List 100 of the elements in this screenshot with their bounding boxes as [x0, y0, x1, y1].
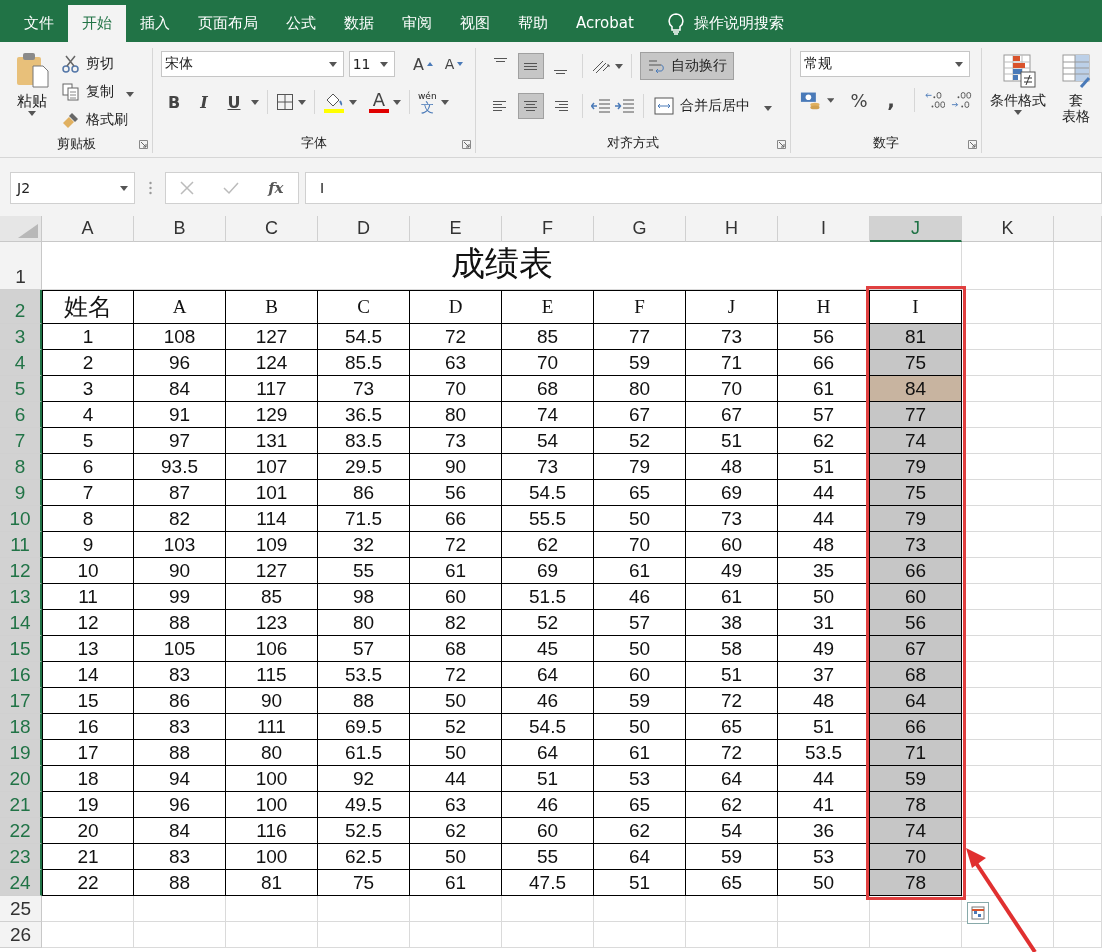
row-header[interactable]: 16 [0, 662, 42, 688]
column-header[interactable]: H [686, 216, 778, 242]
currency-icon[interactable] [800, 90, 821, 110]
row-header[interactable]: 1 [0, 242, 42, 290]
merge-caret-icon[interactable] [764, 106, 772, 111]
grip-icon[interactable] [148, 181, 152, 195]
row-header[interactable]: 14 [0, 610, 42, 636]
format-painter-button[interactable]: 格式刷 [60, 106, 136, 134]
font-color-caret-icon[interactable] [393, 99, 401, 105]
dialog-launcher-icon[interactable] [777, 140, 786, 149]
column-header[interactable]: I [778, 216, 870, 242]
font-size-caret-icon[interactable] [380, 61, 388, 67]
shrink-font-button[interactable]: A [441, 51, 467, 77]
wrap-text-button[interactable]: 自动换行 [640, 52, 734, 80]
column-header[interactable]: A [42, 216, 134, 242]
column-header[interactable]: E [410, 216, 502, 242]
ribbon-tab[interactable]: 公式 [272, 5, 330, 42]
paste-button[interactable]: 粘贴 [12, 48, 52, 134]
italic-button[interactable]: I [191, 89, 217, 115]
phonetic-caret-icon[interactable] [440, 99, 449, 105]
underline-button[interactable]: U [221, 89, 247, 115]
ribbon-tab[interactable]: 页面布局 [184, 5, 272, 42]
fill-color-icon[interactable] [323, 91, 345, 113]
align-middle-button[interactable] [518, 53, 544, 79]
row-header[interactable]: 2 [0, 290, 42, 324]
lightbulb-icon[interactable] [667, 12, 684, 35]
ribbon-tab[interactable]: 文件 [10, 5, 68, 42]
name-box-caret-icon[interactable] [120, 185, 128, 191]
column-header[interactable]: D [318, 216, 410, 242]
row-header[interactable]: 8 [0, 454, 42, 480]
fill-color-caret-icon[interactable] [349, 99, 357, 105]
font-size-field[interactable]: 11 [348, 51, 395, 77]
search-hint[interactable]: 操作说明搜索 [693, 14, 784, 33]
borders-icon[interactable] [276, 93, 294, 111]
ribbon-tab[interactable]: 审阅 [388, 5, 446, 42]
row-header[interactable]: 11 [0, 532, 42, 558]
column-header[interactable]: J [870, 216, 962, 242]
column-header[interactable]: B [134, 216, 226, 242]
percent-button[interactable]: % [846, 87, 872, 113]
formula-field[interactable]: I [305, 172, 1102, 204]
column-header[interactable]: K [962, 216, 1054, 242]
increase-decimal-icon[interactable] [924, 90, 946, 110]
column-header[interactable]: F [502, 216, 594, 242]
comma-button[interactable]: , [878, 87, 904, 113]
ribbon-tab[interactable]: 开始 [68, 5, 126, 42]
quick-analysis-icon[interactable] [967, 902, 989, 924]
ribbon-tab[interactable]: Acrobat [562, 5, 648, 42]
row-header[interactable]: 26 [0, 922, 42, 948]
format-as-table-button[interactable]: 套 表格 [1056, 54, 1096, 153]
bold-button[interactable]: B [161, 89, 187, 115]
increase-indent-icon[interactable] [615, 98, 635, 114]
column-header[interactable]: C [226, 216, 318, 242]
grow-font-button[interactable]: A [410, 51, 436, 77]
ribbon-tab[interactable]: 数据 [330, 5, 388, 42]
dialog-launcher-icon[interactable] [462, 140, 471, 149]
borders-caret-icon[interactable] [298, 99, 306, 105]
align-center-button[interactable] [518, 93, 544, 119]
phonetic-guide-button[interactable]: wén 文 [418, 91, 437, 113]
ribbon-tab[interactable]: 视图 [446, 5, 504, 42]
row-header[interactable]: 12 [0, 558, 42, 584]
copy-button[interactable]: 复制 [60, 78, 136, 106]
conditional-formatting-button[interactable]: 条件格式 [990, 54, 1046, 153]
row-header[interactable]: 17 [0, 688, 42, 714]
row-header[interactable]: 25 [0, 896, 42, 922]
row-header[interactable]: 3 [0, 324, 42, 350]
dialog-launcher-icon[interactable] [139, 140, 148, 149]
number-format-field[interactable]: 常规 [800, 51, 970, 77]
ribbon-tab[interactable]: 帮助 [504, 5, 562, 42]
row-header[interactable]: 15 [0, 636, 42, 662]
row-header[interactable]: 22 [0, 818, 42, 844]
decrease-decimal-icon[interactable] [951, 90, 972, 110]
dialog-launcher-icon[interactable] [968, 140, 977, 149]
row-header[interactable]: 5 [0, 376, 42, 402]
row-header[interactable]: 18 [0, 714, 42, 740]
row-header[interactable]: 9 [0, 480, 42, 506]
font-color-button[interactable]: A [369, 91, 389, 113]
number-format-caret-icon[interactable] [955, 61, 963, 67]
row-header[interactable]: 7 [0, 428, 42, 454]
font-name-field[interactable]: 宋体 [161, 51, 344, 77]
row-header[interactable]: 10 [0, 506, 42, 532]
currency-caret-icon[interactable] [826, 97, 834, 103]
copy-caret-icon[interactable] [126, 92, 134, 97]
row-header[interactable]: 4 [0, 350, 42, 376]
conditional-caret-icon[interactable] [1014, 110, 1022, 115]
name-box[interactable]: J2 [10, 172, 135, 204]
column-header[interactable]: G [594, 216, 686, 242]
row-header[interactable]: 24 [0, 870, 42, 896]
merge-center-button[interactable]: 合并后居中 [652, 92, 774, 120]
orientation-caret-icon[interactable] [615, 63, 623, 69]
row-header[interactable]: 20 [0, 766, 42, 792]
row-header[interactable]: 23 [0, 844, 42, 870]
ribbon-tab[interactable]: 插入 [126, 5, 184, 42]
decrease-indent-icon[interactable] [591, 98, 611, 114]
underline-caret-icon[interactable] [251, 99, 259, 105]
font-name-caret-icon[interactable] [328, 61, 337, 67]
row-header[interactable]: 6 [0, 402, 42, 428]
row-header[interactable]: 13 [0, 584, 42, 610]
row-header[interactable]: 21 [0, 792, 42, 818]
paste-caret-icon[interactable] [28, 111, 36, 116]
insert-function-button[interactable]: fx [268, 179, 284, 197]
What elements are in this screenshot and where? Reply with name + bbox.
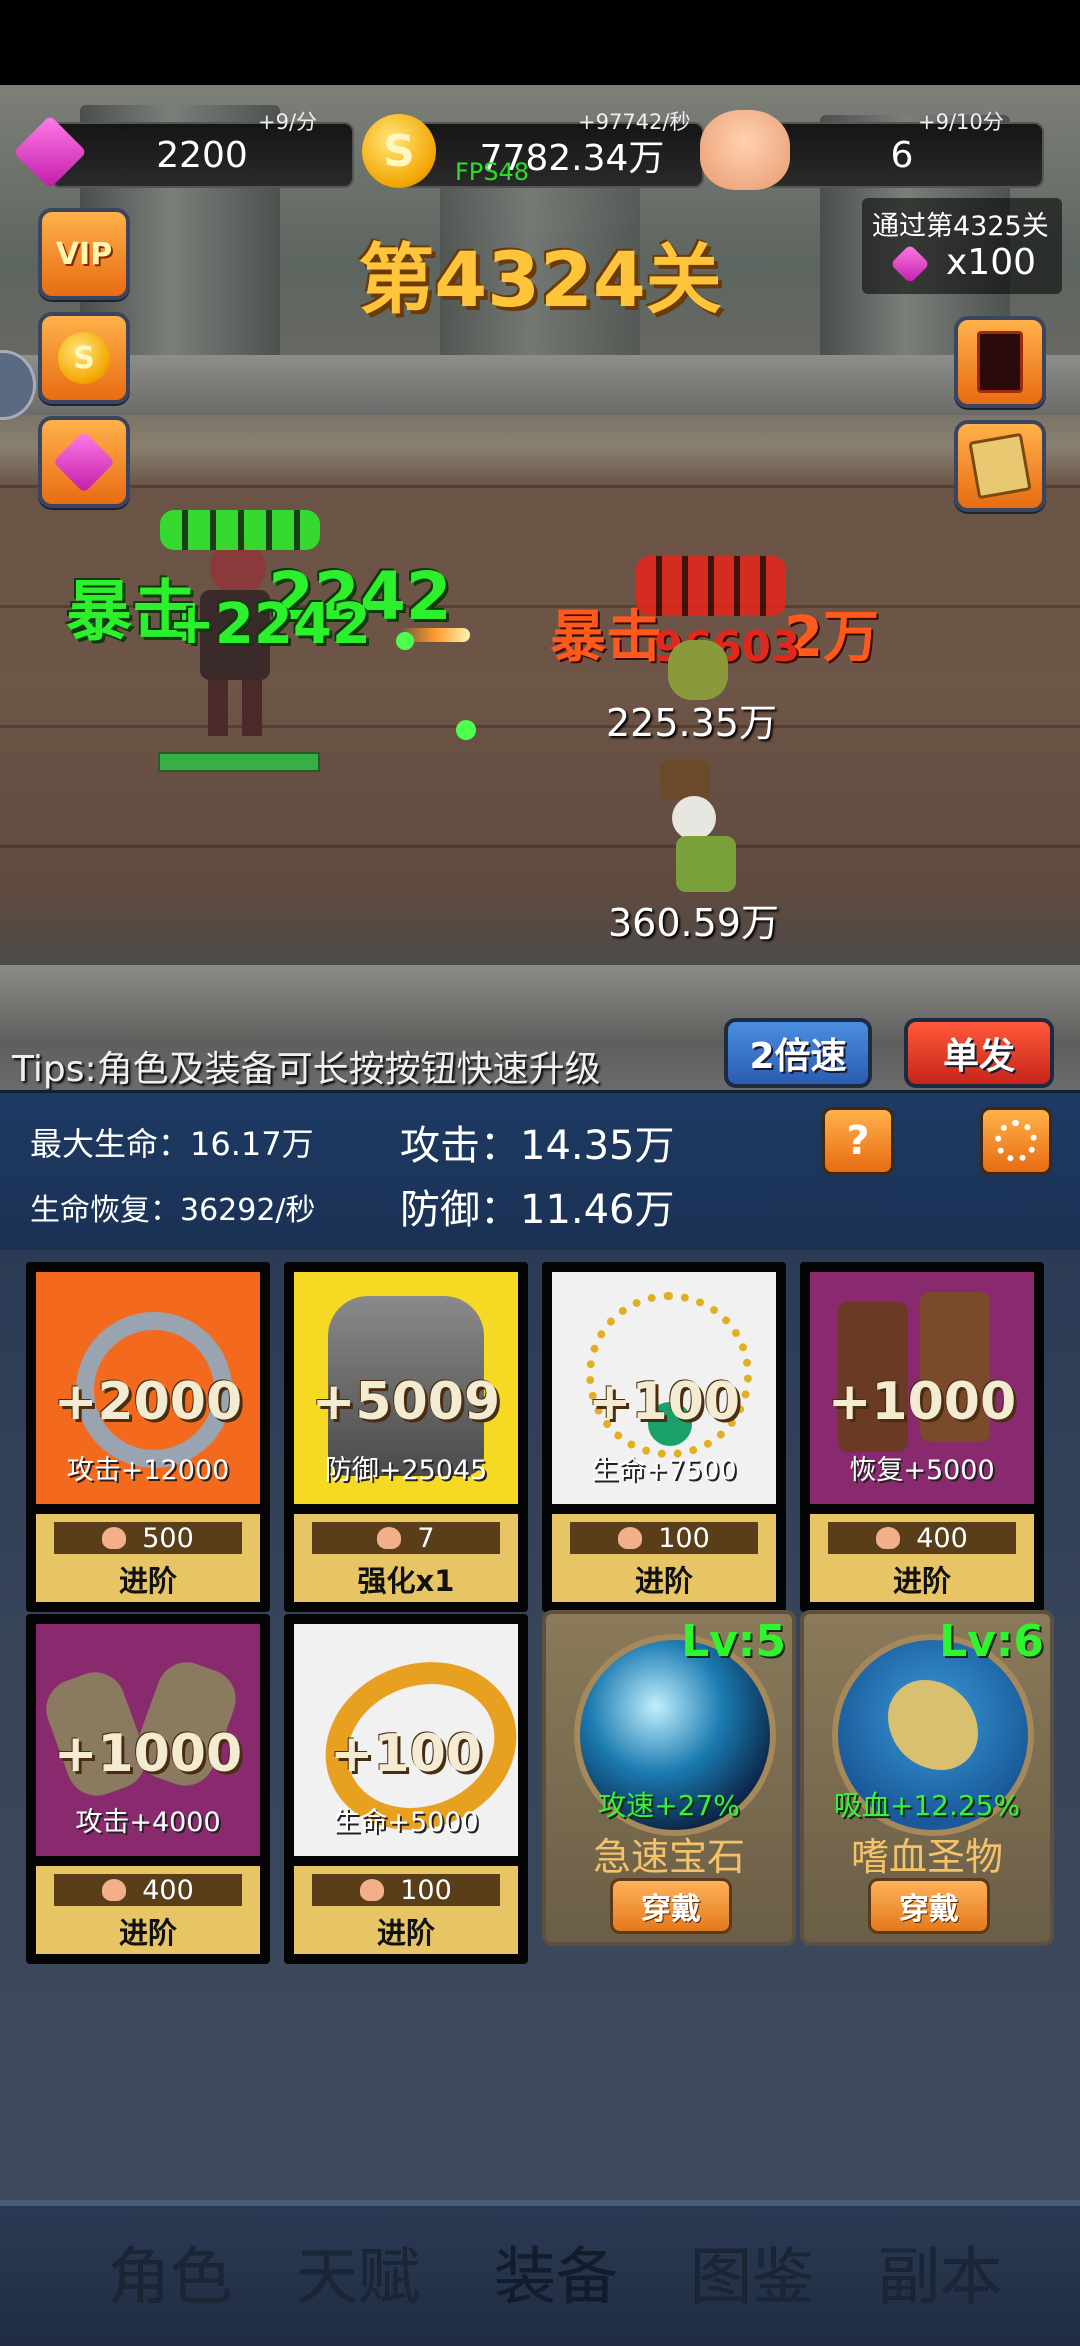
next-stage-label: 通过第4325关 [872, 211, 1049, 242]
vip-label: VIP [55, 236, 113, 272]
card-back-button[interactable] [954, 316, 1046, 408]
tips-text: Tips:角色及装备可长按按钮快速升级 [12, 1049, 601, 1090]
skull-icon [102, 1879, 127, 1901]
equipment-card-ring[interactable]: +100 生命+5000 100 进阶 [284, 1614, 541, 1964]
nav-character[interactable]: 角色 [70, 2226, 270, 2316]
gold-coin-icon: S [58, 332, 110, 384]
relic-card-skull[interactable]: Lv:6 吸血+12.25% 嗜血圣物 穿戴 [800, 1610, 1054, 1946]
bullet [456, 720, 476, 740]
skull-rate: +9/10分 [918, 110, 1004, 134]
defense-stat: 防御：11.46万 [400, 1187, 675, 1233]
skull-icon [700, 110, 790, 190]
upgrade-button[interactable]: 进阶 [552, 1558, 776, 1600]
skull-icon [876, 1527, 901, 1549]
relic-name: 嗜血圣物 [850, 1835, 1003, 1879]
equipment-bonus: 防御+25045 [324, 1455, 488, 1486]
equipment-card-necklace[interactable]: +100 生命+7500 100 进阶 [542, 1262, 786, 1612]
card-icon [977, 331, 1023, 393]
skull-value: 6 [890, 134, 914, 176]
skull-icon [102, 1527, 127, 1549]
regen-stat: 生命恢复：36292/秒 [30, 1193, 316, 1228]
gem-icon [890, 244, 930, 284]
relic-level: Lv:6 [939, 1616, 1044, 1667]
equipment-level: +5009 [311, 1372, 501, 1432]
nav-talent[interactable]: 天赋 [258, 2226, 458, 2316]
upgrade-button[interactable]: 进阶 [36, 1910, 260, 1952]
equipment-bonus: 攻击+4000 [75, 1807, 221, 1838]
equip-button[interactable]: 穿戴 [868, 1878, 990, 1934]
nav-dungeon[interactable]: 副本 [840, 2226, 1040, 2316]
skull-icon [377, 1527, 402, 1549]
cards-button[interactable] [954, 420, 1046, 512]
relic-card-gem[interactable]: Lv:5 攻速+27% 急速宝石 穿戴 [542, 1610, 796, 1946]
enemy1-hp: 225.35万 [606, 701, 777, 745]
cards-icon [968, 432, 1032, 500]
equipment-level: +100 [329, 1724, 483, 1784]
equipment-cost: 100 [658, 1522, 710, 1554]
settings-button[interactable] [980, 1107, 1052, 1175]
gold-shop-button[interactable]: S [38, 312, 130, 404]
upgrade-button[interactable]: 进阶 [36, 1558, 260, 1600]
fps-counter: FPS48 [455, 158, 530, 186]
next-stage-reward: 通过第4325关 x100 [862, 198, 1062, 294]
gem-shop-button[interactable] [38, 416, 130, 508]
skull-icon [360, 1879, 385, 1901]
gem-rate: +9/分 [258, 110, 318, 134]
nav-equipment[interactable]: 装备 [456, 2226, 656, 2316]
damage-stack [160, 510, 320, 560]
hero-damage-popup: +2242 [168, 592, 371, 657]
skull-icon [618, 1527, 643, 1549]
upgrade-button[interactable]: 进阶 [294, 1910, 518, 1952]
equipment-cost: 100 [400, 1874, 452, 1906]
gold-rate: +97742/秒 [578, 110, 691, 134]
equipment-cost: 7 [417, 1522, 435, 1554]
equipment-level: +100 [587, 1372, 741, 1432]
enemy-crit-label: 暴击 [550, 605, 662, 670]
relic-buff: 攻速+27% [598, 1789, 740, 1822]
equipment-cost: 400 [142, 1874, 194, 1906]
help-button[interactable]: ? [822, 1107, 894, 1175]
equipment-cost: 400 [916, 1522, 968, 1554]
equipment-level: +2000 [53, 1372, 243, 1432]
fire-mode-button[interactable]: 单发 [904, 1018, 1054, 1088]
castle-wall [0, 355, 1080, 415]
relic-name: 急速宝石 [592, 1835, 745, 1879]
equipment-card-armor[interactable]: +5009 防御+25045 7 强化x1 [284, 1262, 528, 1612]
equipment-card-boots[interactable]: +1000 恢复+5000 400 进阶 [800, 1262, 1044, 1612]
hero-hp-bar [158, 752, 320, 772]
upgrade-button[interactable]: 进阶 [810, 1558, 1034, 1600]
status-bar [0, 0, 1080, 85]
equipment-card-gloves[interactable]: +1000 攻击+4000 400 进阶 [26, 1614, 270, 1964]
equipment-level: +1000 [53, 1724, 243, 1784]
gold-coin-icon: S [362, 114, 436, 188]
equipment-bonus: 生命+7500 [591, 1455, 737, 1486]
relic-level: Lv:5 [681, 1616, 786, 1667]
equipment-cost: 500 [142, 1522, 194, 1554]
equipment-card-weapon[interactable]: +2000 攻击+12000 500 进阶 [26, 1262, 270, 1612]
reward-amount: x100 [946, 242, 1037, 283]
equipment-level: +1000 [827, 1372, 1017, 1432]
vip-button[interactable]: VIP [38, 208, 130, 300]
equipment-bonus: 攻击+12000 [66, 1455, 230, 1486]
nav-codex[interactable]: 图鉴 [652, 2226, 852, 2316]
enemy-goblin [648, 620, 738, 700]
gem-value: 2200 [156, 134, 248, 176]
attack-stat: 攻击：14.35万 [400, 1123, 675, 1169]
speed-button[interactable]: 2倍速 [724, 1018, 872, 1088]
enemy2-hp: 360.59万 [608, 901, 779, 945]
equipment-bonus: 恢复+5000 [849, 1455, 995, 1486]
upgrade-button[interactable]: 强化x1 [294, 1558, 518, 1600]
bottom-nav: 角色 天赋 装备 图鉴 副本 [0, 2200, 1080, 2346]
relic-buff: 吸血+12.25% [833, 1789, 1021, 1822]
gem-icon [10, 112, 90, 192]
equip-button[interactable]: 穿戴 [610, 1878, 732, 1934]
stats-panel: 最大生命：16.17万 生命恢复：36292/秒 攻击：14.35万 防御：11… [0, 1090, 1080, 1253]
equipment-bonus: 生命+5000 [333, 1807, 479, 1838]
max-hp-stat: 最大生命：16.17万 [30, 1125, 314, 1163]
enemy-goblin [640, 760, 760, 892]
gear-icon [995, 1120, 1037, 1162]
gem-icon [52, 430, 116, 494]
bullet [396, 632, 414, 650]
stage-title: 第4324关 [358, 235, 722, 324]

•••••

Print the rows from the line containing "row-header[interactable]: 16 [0, 662, 42, 688]" through the line containing "grip-icon[interactable] [148, 181, 152, 195]", reproducing each one without any change.

row-header[interactable]: 16 [0, 662, 42, 688]
column-header[interactable]: H [686, 216, 778, 242]
currency-icon[interactable] [800, 90, 821, 110]
row-header[interactable]: 1 [0, 242, 42, 290]
merge-caret-icon[interactable] [764, 106, 772, 111]
grip-icon[interactable] [148, 181, 152, 195]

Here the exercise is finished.